[Dataset listings of figures]
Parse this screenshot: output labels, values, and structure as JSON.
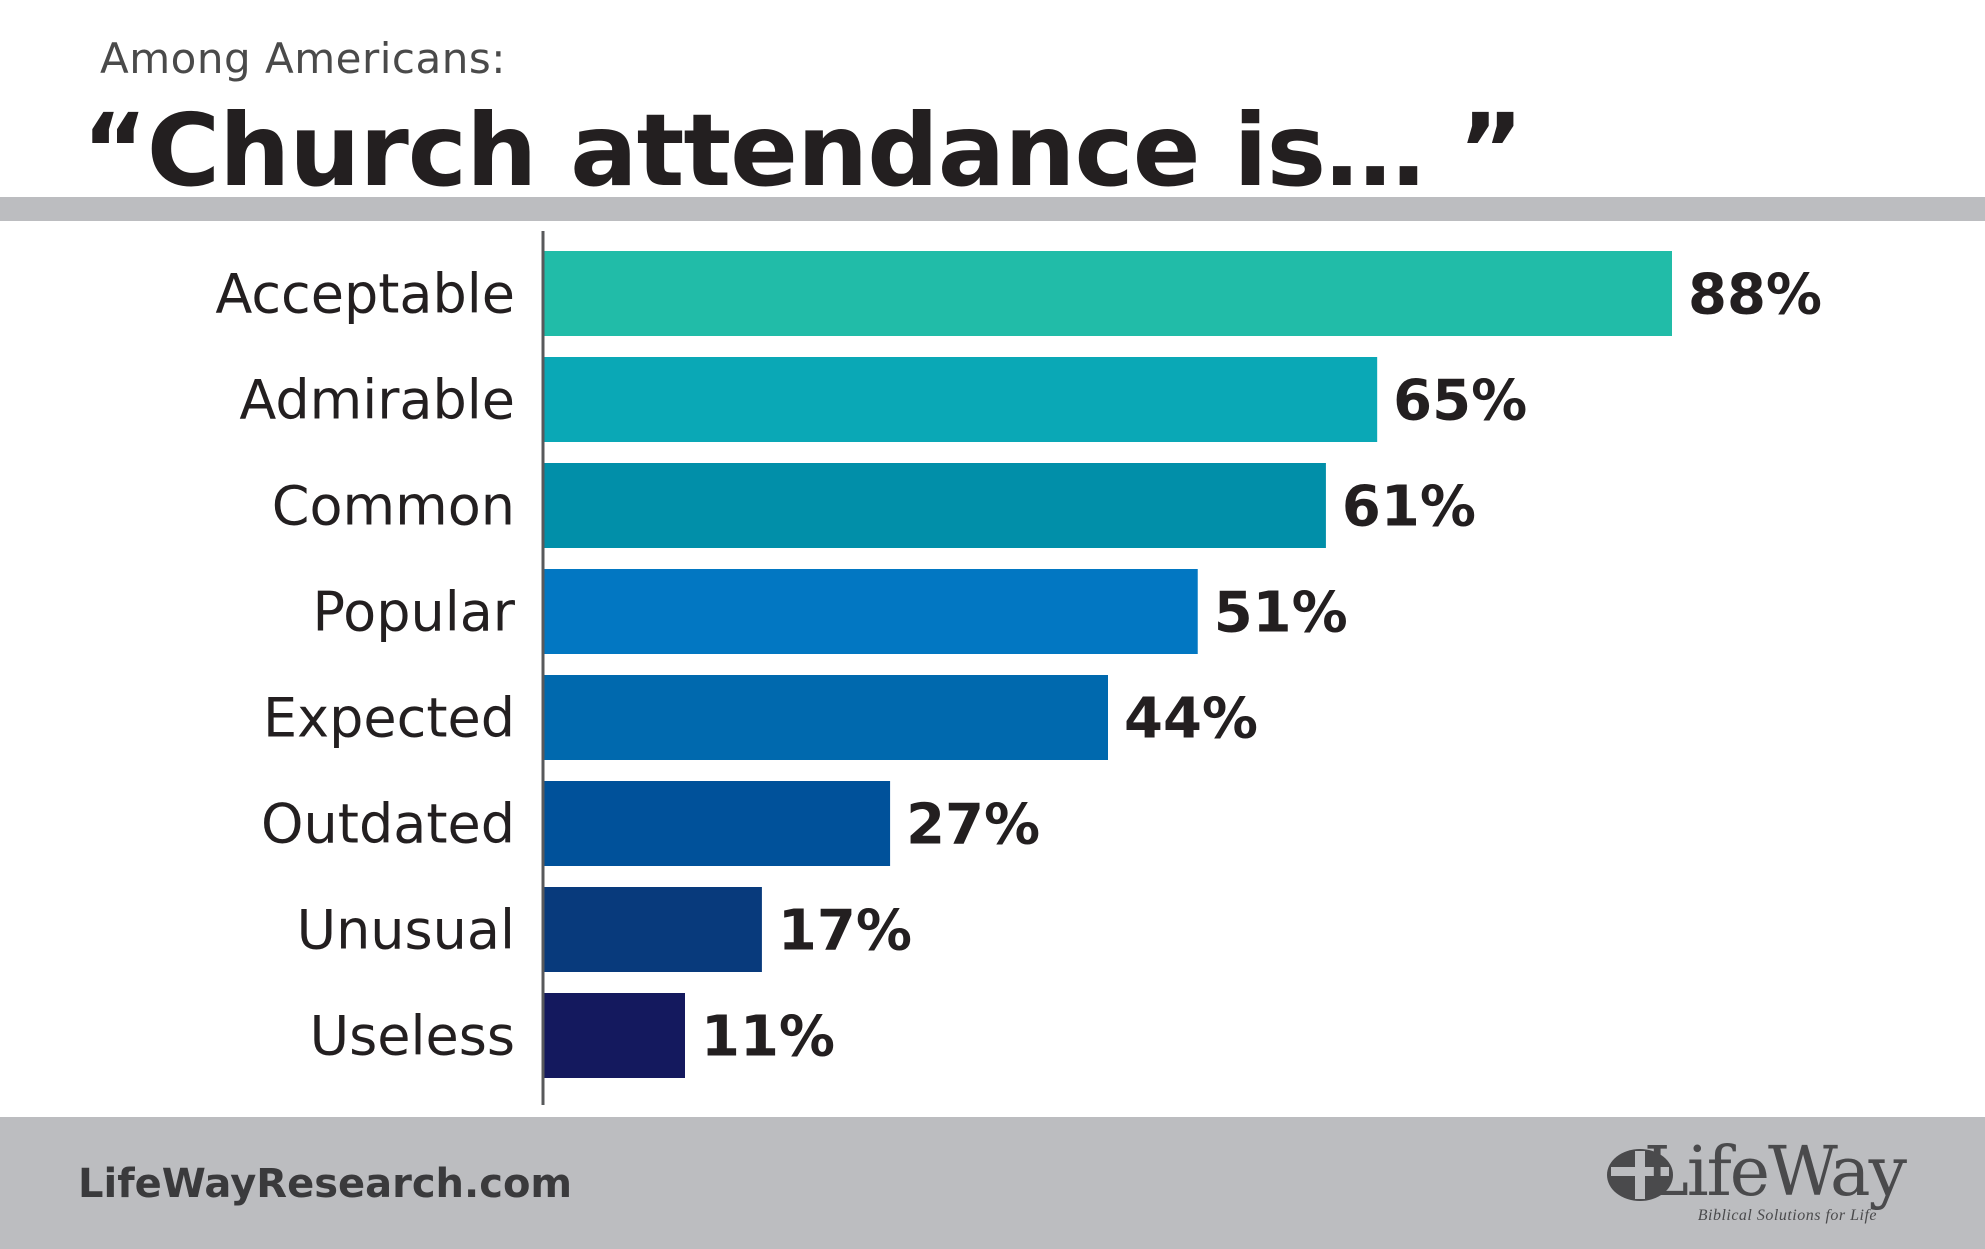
{
  "header": {
    "kicker": "Among Americans:",
    "title": "“Church attendance is… ”"
  },
  "chart_data": {
    "type": "bar",
    "orientation": "horizontal",
    "title": "“Church attendance is… ”",
    "subtitle": "Among Americans:",
    "categories": [
      "Acceptable",
      "Admirable",
      "Common",
      "Popular",
      "Expected",
      "Outdated",
      "Unusual",
      "Useless"
    ],
    "values": [
      88,
      65,
      61,
      51,
      44,
      27,
      17,
      11
    ],
    "value_labels": [
      "88%",
      "65%",
      "61%",
      "51%",
      "44%",
      "27%",
      "17%",
      "11%"
    ],
    "bar_colors": [
      "#21bca8",
      "#0aa8b6",
      "#018fa9",
      "#0277c2",
      "#0069ae",
      "#00519a",
      "#083a7c",
      "#14195e"
    ],
    "xlim": [
      0,
      100
    ],
    "grid": false,
    "legend": "none"
  },
  "footer": {
    "site": "LifeWayResearch.com",
    "logo_name": "LifeWay",
    "logo_tagline": "Biblical Solutions for Life",
    "logo_icon": "cross-circle-icon"
  }
}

» **What needs to be done**
Transcribe each entry precisely as given, leaving the pictures out.

» **Solution to this problem**
Parse this screenshot: output labels, values, and structure as JSON.
{
  "header": {
    "kicker": "Among Americans:",
    "title": "“Church attendance is… ”"
  },
  "chart_data": {
    "type": "bar",
    "orientation": "horizontal",
    "title": "“Church attendance is… ”",
    "subtitle": "Among Americans:",
    "categories": [
      "Acceptable",
      "Admirable",
      "Common",
      "Popular",
      "Expected",
      "Outdated",
      "Unusual",
      "Useless"
    ],
    "values": [
      88,
      65,
      61,
      51,
      44,
      27,
      17,
      11
    ],
    "value_labels": [
      "88%",
      "65%",
      "61%",
      "51%",
      "44%",
      "27%",
      "17%",
      "11%"
    ],
    "bar_colors": [
      "#21bca8",
      "#0aa8b6",
      "#018fa9",
      "#0277c2",
      "#0069ae",
      "#00519a",
      "#083a7c",
      "#14195e"
    ],
    "xlim": [
      0,
      100
    ],
    "grid": false,
    "legend": "none"
  },
  "footer": {
    "site": "LifeWayResearch.com",
    "logo_name": "LifeWay",
    "logo_tagline": "Biblical Solutions for Life",
    "logo_icon": "cross-circle-icon"
  }
}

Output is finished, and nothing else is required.